TASK: Show every line containing "router" by copying it.

EXERCISE MATERIAL:
━━━━━━━━━━━━━━━━━━━━
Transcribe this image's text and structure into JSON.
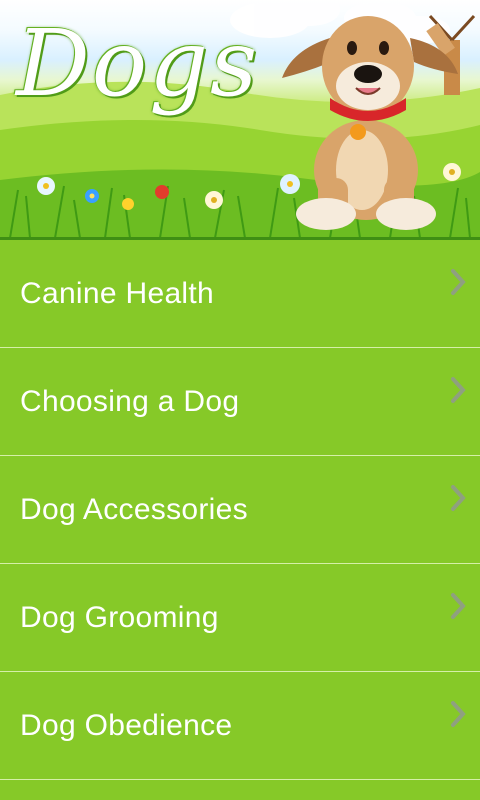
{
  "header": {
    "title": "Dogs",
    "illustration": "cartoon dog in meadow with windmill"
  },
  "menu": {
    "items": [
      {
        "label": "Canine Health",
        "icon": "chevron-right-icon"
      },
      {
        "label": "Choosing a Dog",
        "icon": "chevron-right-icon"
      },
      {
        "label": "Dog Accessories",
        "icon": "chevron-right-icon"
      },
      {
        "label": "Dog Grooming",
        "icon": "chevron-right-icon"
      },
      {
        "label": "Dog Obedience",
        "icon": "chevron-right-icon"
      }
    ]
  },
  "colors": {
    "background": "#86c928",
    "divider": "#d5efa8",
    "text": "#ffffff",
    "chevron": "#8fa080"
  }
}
━━━━━━━━━━━━━━━━━━━━
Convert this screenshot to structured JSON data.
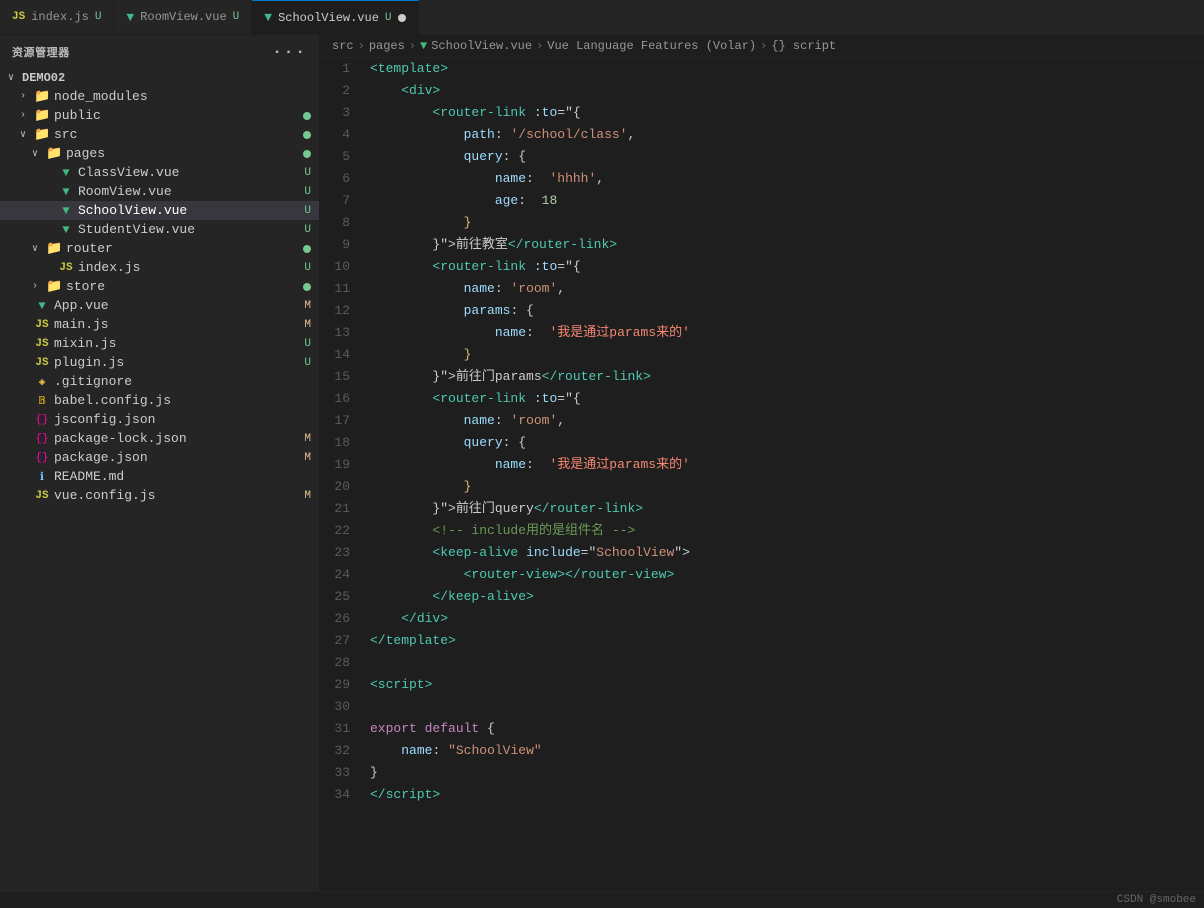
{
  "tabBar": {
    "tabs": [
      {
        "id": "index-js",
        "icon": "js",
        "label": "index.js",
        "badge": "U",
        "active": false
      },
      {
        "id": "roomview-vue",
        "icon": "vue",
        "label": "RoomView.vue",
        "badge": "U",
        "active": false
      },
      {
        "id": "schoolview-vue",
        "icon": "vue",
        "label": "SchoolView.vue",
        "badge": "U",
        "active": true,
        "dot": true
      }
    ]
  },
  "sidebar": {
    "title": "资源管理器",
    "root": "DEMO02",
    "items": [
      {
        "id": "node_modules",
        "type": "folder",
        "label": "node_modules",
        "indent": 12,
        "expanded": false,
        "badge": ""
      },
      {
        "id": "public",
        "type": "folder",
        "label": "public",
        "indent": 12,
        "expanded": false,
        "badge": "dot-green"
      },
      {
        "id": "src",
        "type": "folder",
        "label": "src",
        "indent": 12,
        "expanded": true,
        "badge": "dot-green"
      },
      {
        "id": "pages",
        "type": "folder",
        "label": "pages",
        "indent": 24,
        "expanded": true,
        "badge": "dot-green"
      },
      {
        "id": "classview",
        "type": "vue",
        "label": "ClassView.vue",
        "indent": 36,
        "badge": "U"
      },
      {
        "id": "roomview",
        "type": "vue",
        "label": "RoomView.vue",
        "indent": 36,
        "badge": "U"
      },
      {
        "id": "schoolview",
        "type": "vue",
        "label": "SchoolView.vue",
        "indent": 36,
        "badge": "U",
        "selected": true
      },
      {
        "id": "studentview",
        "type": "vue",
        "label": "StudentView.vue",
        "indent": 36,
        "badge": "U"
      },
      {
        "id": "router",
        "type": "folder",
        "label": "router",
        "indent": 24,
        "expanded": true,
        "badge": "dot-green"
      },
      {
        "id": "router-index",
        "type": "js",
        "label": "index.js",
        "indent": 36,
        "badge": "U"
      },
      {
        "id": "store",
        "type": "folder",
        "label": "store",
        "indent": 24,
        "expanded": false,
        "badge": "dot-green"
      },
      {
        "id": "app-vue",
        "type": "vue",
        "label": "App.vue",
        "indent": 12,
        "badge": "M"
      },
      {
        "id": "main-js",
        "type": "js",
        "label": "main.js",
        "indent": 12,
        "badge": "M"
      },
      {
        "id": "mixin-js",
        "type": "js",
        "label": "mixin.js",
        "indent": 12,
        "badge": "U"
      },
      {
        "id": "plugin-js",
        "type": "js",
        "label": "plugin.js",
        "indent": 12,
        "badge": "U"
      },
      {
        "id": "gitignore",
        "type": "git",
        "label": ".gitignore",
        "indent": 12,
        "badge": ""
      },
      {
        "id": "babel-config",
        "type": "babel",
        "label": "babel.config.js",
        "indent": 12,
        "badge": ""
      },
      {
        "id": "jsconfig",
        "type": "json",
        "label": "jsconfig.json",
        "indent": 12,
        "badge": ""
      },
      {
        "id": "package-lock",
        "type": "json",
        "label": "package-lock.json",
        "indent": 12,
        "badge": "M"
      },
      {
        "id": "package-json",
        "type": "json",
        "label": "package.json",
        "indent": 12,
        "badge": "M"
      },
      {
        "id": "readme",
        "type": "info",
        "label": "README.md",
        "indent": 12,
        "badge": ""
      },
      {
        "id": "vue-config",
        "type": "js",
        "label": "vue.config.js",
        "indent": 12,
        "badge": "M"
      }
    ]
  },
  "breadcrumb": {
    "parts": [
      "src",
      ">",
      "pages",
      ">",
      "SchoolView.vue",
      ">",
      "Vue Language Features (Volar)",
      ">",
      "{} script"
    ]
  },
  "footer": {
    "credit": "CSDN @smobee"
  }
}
━━━━━━━━━━━━━━━━━━━━
THE RESPONSE:
        "id": "router",
        "label": "router",
        "id": "router-index",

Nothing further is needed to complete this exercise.